(Chart and figure data)
-- -- --

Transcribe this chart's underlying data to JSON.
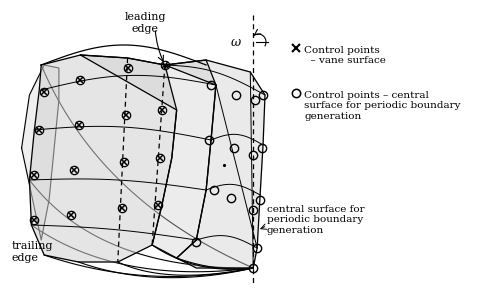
{
  "figsize": [
    5.0,
    3.03
  ],
  "dpi": 100,
  "legend_text1": "Control points\n  – vane surface",
  "legend_text2": "Control points – central\nsurface for periodic boundary\ngeneration",
  "label_leading_edge": "leading\nedge",
  "label_trailing_edge": "trailing\nedge",
  "label_central_surface": "central surface for\nperiodic boundary\ngeneration",
  "label_omega": "ω",
  "surface_color": "#d0d0d0",
  "surface_alpha": 0.55
}
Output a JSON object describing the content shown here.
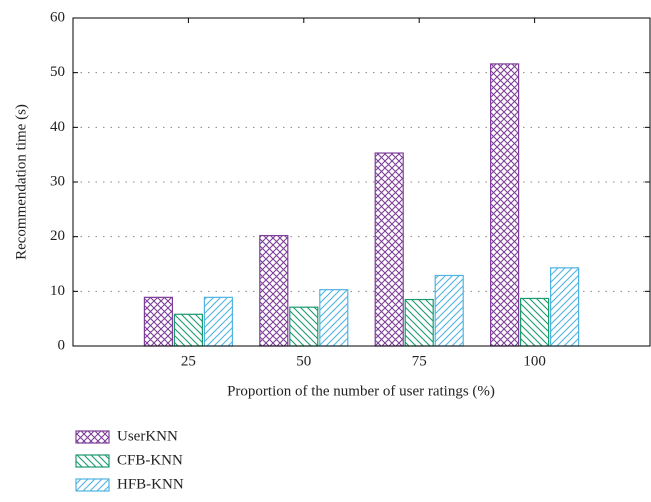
{
  "chart_data": {
    "type": "bar",
    "x_label": "Proportion of the number of user ratings (%)",
    "y_label": "Recommendation time (s)",
    "x": [
      25,
      50,
      75,
      100
    ],
    "xlim": [
      0,
      125
    ],
    "xticks": [
      25,
      50,
      75,
      100
    ],
    "ylim": [
      0,
      60
    ],
    "yticks": [
      0,
      10,
      20,
      30,
      40,
      50,
      60
    ],
    "grid": true,
    "legend": "bottom-left",
    "series": [
      {
        "name": "UserKNN",
        "color": "#7d3f98",
        "hatch": "cross",
        "values": [
          8.9,
          20.2,
          35.3,
          51.6
        ]
      },
      {
        "name": "CFB-KNN",
        "color": "#1b9a6c",
        "hatch": "backslash",
        "values": [
          5.8,
          7.1,
          8.5,
          8.7
        ]
      },
      {
        "name": "HFB-KNN",
        "color": "#4fb4e2",
        "hatch": "slash",
        "values": [
          8.9,
          10.3,
          12.9,
          14.3
        ]
      }
    ]
  }
}
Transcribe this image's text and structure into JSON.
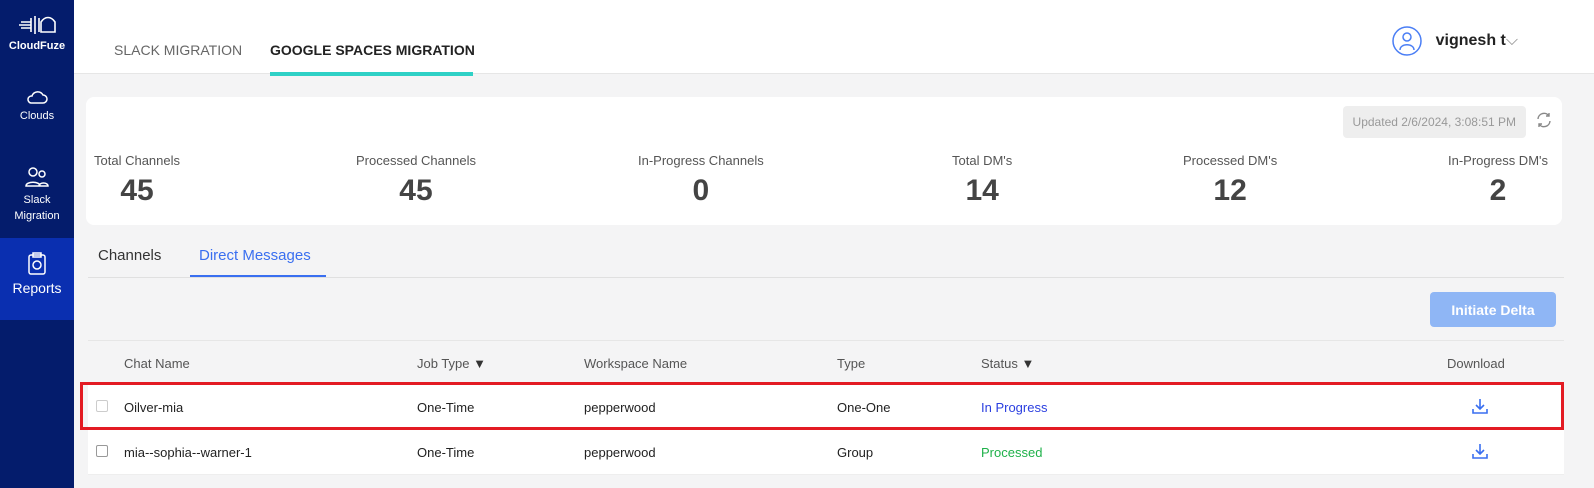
{
  "sidebar": {
    "brand": "CloudFuze",
    "items": [
      {
        "label": "Clouds",
        "icon": "cloud-icon"
      },
      {
        "label": "Slack Migration",
        "icon": "users-icon"
      },
      {
        "label": "Reports",
        "icon": "clipboard-icon",
        "active": true
      }
    ]
  },
  "header": {
    "tabs": [
      {
        "label": "SLACK MIGRATION"
      },
      {
        "label": "GOOGLE SPACES MIGRATION",
        "active": true
      }
    ],
    "user": "vignesh t"
  },
  "summary": {
    "updated": "Updated 2/6/2024, 3:08:51 PM",
    "stats": [
      {
        "label": "Total Channels",
        "value": "45"
      },
      {
        "label": "Processed Channels",
        "value": "45"
      },
      {
        "label": "In-Progress Channels",
        "value": "0"
      },
      {
        "label": "Total DM's",
        "value": "14"
      },
      {
        "label": "Processed DM's",
        "value": "12"
      },
      {
        "label": "In-Progress DM's",
        "value": "2"
      }
    ]
  },
  "subtabs": [
    {
      "label": "Channels"
    },
    {
      "label": "Direct Messages",
      "active": true
    }
  ],
  "initiate_delta": "Initiate Delta",
  "table": {
    "columns": [
      "Chat Name",
      "Job Type",
      "Workspace Name",
      "Type",
      "Status",
      "Download"
    ],
    "rows": [
      {
        "chat": "Oilver-mia",
        "job": "One-Time",
        "workspace": "pepperwood",
        "type": "One-One",
        "status": "In Progress",
        "status_color": "#2b3fe0"
      },
      {
        "chat": "mia--sophia--warner-1",
        "job": "One-Time",
        "workspace": "pepperwood",
        "type": "Group",
        "status": "Processed",
        "status_color": "#1fb14a"
      }
    ]
  },
  "colors": {
    "sidebar": "#041c6c",
    "active": "#0a2fb0",
    "accent": "#2fd1c6",
    "highlight": "#e31b23"
  }
}
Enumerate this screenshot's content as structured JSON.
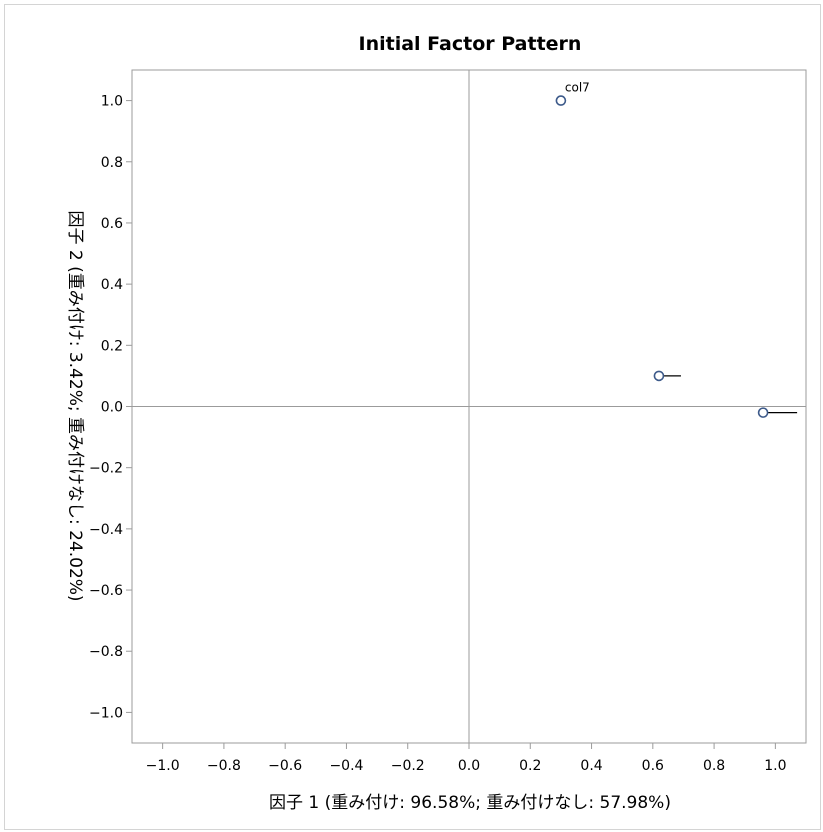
{
  "chart_data": {
    "type": "scatter",
    "title": "Initial Factor Pattern",
    "xlabel": "因子 1 (重み付け: 96.58%; 重み付けなし: 57.98%)",
    "ylabel": "因子 2 (重み付け: 3.42%; 重み付けなし: 24.02%)",
    "xlim": [
      -1.1,
      1.1
    ],
    "ylim": [
      -1.1,
      1.1
    ],
    "xticks": [
      "−1.0",
      "−0.8",
      "−0.6",
      "−0.4",
      "−0.2",
      "0.0",
      "0.2",
      "0.4",
      "0.6",
      "0.8",
      "1.0"
    ],
    "yticks": [
      "1.0",
      "0.8",
      "0.6",
      "0.4",
      "0.2",
      "0.0",
      "−0.2",
      "−0.4",
      "−0.6",
      "−0.8",
      "−1.0"
    ],
    "grid": false,
    "reference_lines": {
      "x": 0,
      "y": 0
    },
    "points": [
      {
        "label": "col7",
        "x": 0.3,
        "y": 1.0,
        "label_direction": "above-right"
      },
      {
        "label": "",
        "x": 0.62,
        "y": 0.1,
        "label_direction": "right"
      },
      {
        "label": "",
        "x": 0.96,
        "y": -0.02,
        "label_direction": "right"
      }
    ],
    "colors": {
      "marker_stroke": "#3d5a8a",
      "marker_fill": "#ffffff",
      "axis": "#9b9b9b",
      "reference": "#9b9b9b"
    }
  }
}
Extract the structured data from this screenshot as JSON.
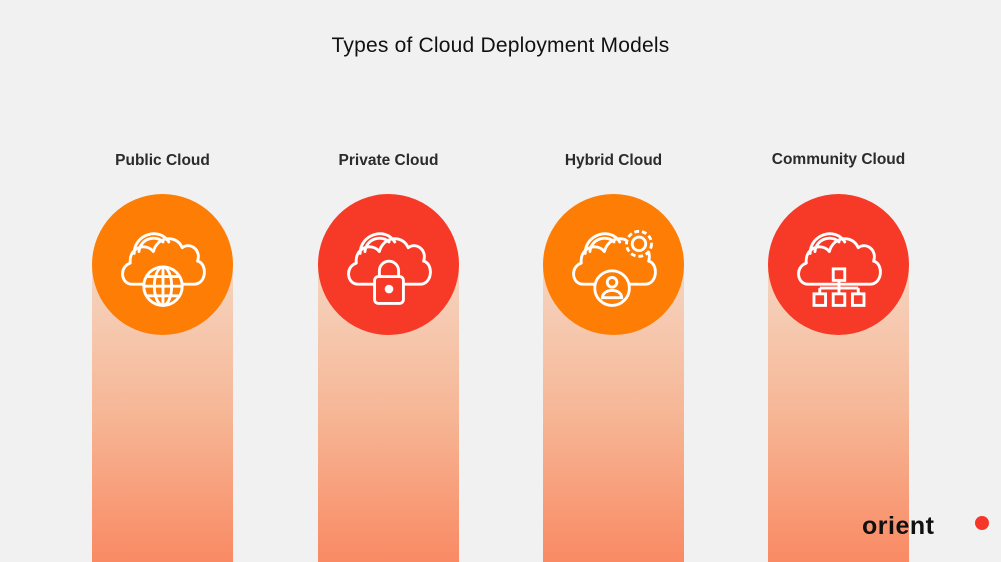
{
  "title": "Types of Cloud Deployment Models",
  "colors": {
    "orange": "#fd7d05",
    "red": "#f63a27",
    "background": "#f1f1f1"
  },
  "models": [
    {
      "label": "Public Cloud",
      "icon": "cloud-globe-icon",
      "color": "#fd7d05"
    },
    {
      "label": "Private Cloud",
      "icon": "cloud-lock-icon",
      "color": "#f63a27"
    },
    {
      "label": "Hybrid Cloud",
      "icon": "cloud-gear-user-icon",
      "color": "#fd7d05"
    },
    {
      "label": "Community Cloud",
      "icon": "cloud-network-icon",
      "color": "#f63a27"
    }
  ],
  "logo": {
    "text": "orient"
  }
}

-- -- --

WHAT YOU WILL DO >>
Write out the full listing verbatim, excluding its pictures.

SOLUTION TO THIS PROBLEM >>
Transcribe this chart's underlying data to JSON.
{
  "figsize": [
    5.0,
    3.03
  ],
  "dpi": 100,
  "legend_text1": "Control points\n  – vane surface",
  "legend_text2": "Control points – central\nsurface for periodic boundary\ngeneration",
  "label_leading_edge": "leading\nedge",
  "label_trailing_edge": "trailing\nedge",
  "label_central_surface": "central surface for\nperiodic boundary\ngeneration",
  "label_omega": "ω",
  "surface_color": "#d0d0d0",
  "surface_alpha": 0.55
}
Output a JSON object describing the content shown here.
{
  "chart_data": {
    "type": "bar",
    "x_label": "Proportion of the number of user ratings (%)",
    "y_label": "Recommendation time (s)",
    "x": [
      25,
      50,
      75,
      100
    ],
    "xlim": [
      0,
      125
    ],
    "xticks": [
      25,
      50,
      75,
      100
    ],
    "ylim": [
      0,
      60
    ],
    "yticks": [
      0,
      10,
      20,
      30,
      40,
      50,
      60
    ],
    "grid": true,
    "legend": "bottom-left",
    "series": [
      {
        "name": "UserKNN",
        "color": "#7d3f98",
        "hatch": "cross",
        "values": [
          8.9,
          20.2,
          35.3,
          51.6
        ]
      },
      {
        "name": "CFB-KNN",
        "color": "#1b9a6c",
        "hatch": "backslash",
        "values": [
          5.8,
          7.1,
          8.5,
          8.7
        ]
      },
      {
        "name": "HFB-KNN",
        "color": "#4fb4e2",
        "hatch": "slash",
        "values": [
          8.9,
          10.3,
          12.9,
          14.3
        ]
      }
    ]
  }
}
Transcribe this image's text and structure into JSON.
{
  "sidebar": {
    "brand": "CloudFuze",
    "items": [
      {
        "label": "Clouds",
        "icon": "cloud-icon"
      },
      {
        "label": "Slack Migration",
        "icon": "users-icon"
      },
      {
        "label": "Reports",
        "icon": "clipboard-icon",
        "active": true
      }
    ]
  },
  "header": {
    "tabs": [
      {
        "label": "SLACK MIGRATION"
      },
      {
        "label": "GOOGLE SPACES MIGRATION",
        "active": true
      }
    ],
    "user": "vignesh t"
  },
  "summary": {
    "updated": "Updated 2/6/2024, 3:08:51 PM",
    "stats": [
      {
        "label": "Total Channels",
        "value": "45"
      },
      {
        "label": "Processed Channels",
        "value": "45"
      },
      {
        "label": "In-Progress Channels",
        "value": "0"
      },
      {
        "label": "Total DM's",
        "value": "14"
      },
      {
        "label": "Processed DM's",
        "value": "12"
      },
      {
        "label": "In-Progress DM's",
        "value": "2"
      }
    ]
  },
  "subtabs": [
    {
      "label": "Channels"
    },
    {
      "label": "Direct Messages",
      "active": true
    }
  ],
  "initiate_delta": "Initiate Delta",
  "table": {
    "columns": [
      "Chat Name",
      "Job Type",
      "Workspace Name",
      "Type",
      "Status",
      "Download"
    ],
    "rows": [
      {
        "chat": "Oilver-mia",
        "job": "One-Time",
        "workspace": "pepperwood",
        "type": "One-One",
        "status": "In Progress",
        "status_color": "#2b3fe0"
      },
      {
        "chat": "mia--sophia--warner-1",
        "job": "One-Time",
        "workspace": "pepperwood",
        "type": "Group",
        "status": "Processed",
        "status_color": "#1fb14a"
      }
    ]
  },
  "colors": {
    "sidebar": "#041c6c",
    "active": "#0a2fb0",
    "accent": "#2fd1c6",
    "highlight": "#e31b23"
  }
}
Enumerate this screenshot's content as structured JSON.
{
  "chart_data": {
    "type": "scatter",
    "title": "Initial Factor Pattern",
    "xlabel": "因子 1 (重み付け: 96.58%; 重み付けなし: 57.98%)",
    "ylabel": "因子 2 (重み付け: 3.42%; 重み付けなし: 24.02%)",
    "xlim": [
      -1.1,
      1.1
    ],
    "ylim": [
      -1.1,
      1.1
    ],
    "xticks": [
      "−1.0",
      "−0.8",
      "−0.6",
      "−0.4",
      "−0.2",
      "0.0",
      "0.2",
      "0.4",
      "0.6",
      "0.8",
      "1.0"
    ],
    "yticks": [
      "1.0",
      "0.8",
      "0.6",
      "0.4",
      "0.2",
      "0.0",
      "−0.2",
      "−0.4",
      "−0.6",
      "−0.8",
      "−1.0"
    ],
    "grid": false,
    "reference_lines": {
      "x": 0,
      "y": 0
    },
    "points": [
      {
        "label": "col7",
        "x": 0.3,
        "y": 1.0,
        "label_direction": "above-right"
      },
      {
        "label": "",
        "x": 0.62,
        "y": 0.1,
        "label_direction": "right"
      },
      {
        "label": "",
        "x": 0.96,
        "y": -0.02,
        "label_direction": "right"
      }
    ],
    "colors": {
      "marker_stroke": "#3d5a8a",
      "marker_fill": "#ffffff",
      "axis": "#9b9b9b",
      "reference": "#9b9b9b"
    }
  }
}
Extract the structured data from this screenshot as JSON.
{
  "title": "Types of Cloud Deployment Models",
  "colors": {
    "orange": "#fd7d05",
    "red": "#f63a27",
    "background": "#f1f1f1"
  },
  "models": [
    {
      "label": "Public Cloud",
      "icon": "cloud-globe-icon",
      "color": "#fd7d05"
    },
    {
      "label": "Private Cloud",
      "icon": "cloud-lock-icon",
      "color": "#f63a27"
    },
    {
      "label": "Hybrid Cloud",
      "icon": "cloud-gear-user-icon",
      "color": "#fd7d05"
    },
    {
      "label": "Community Cloud",
      "icon": "cloud-network-icon",
      "color": "#f63a27"
    }
  ],
  "logo": {
    "text": "orient"
  }
}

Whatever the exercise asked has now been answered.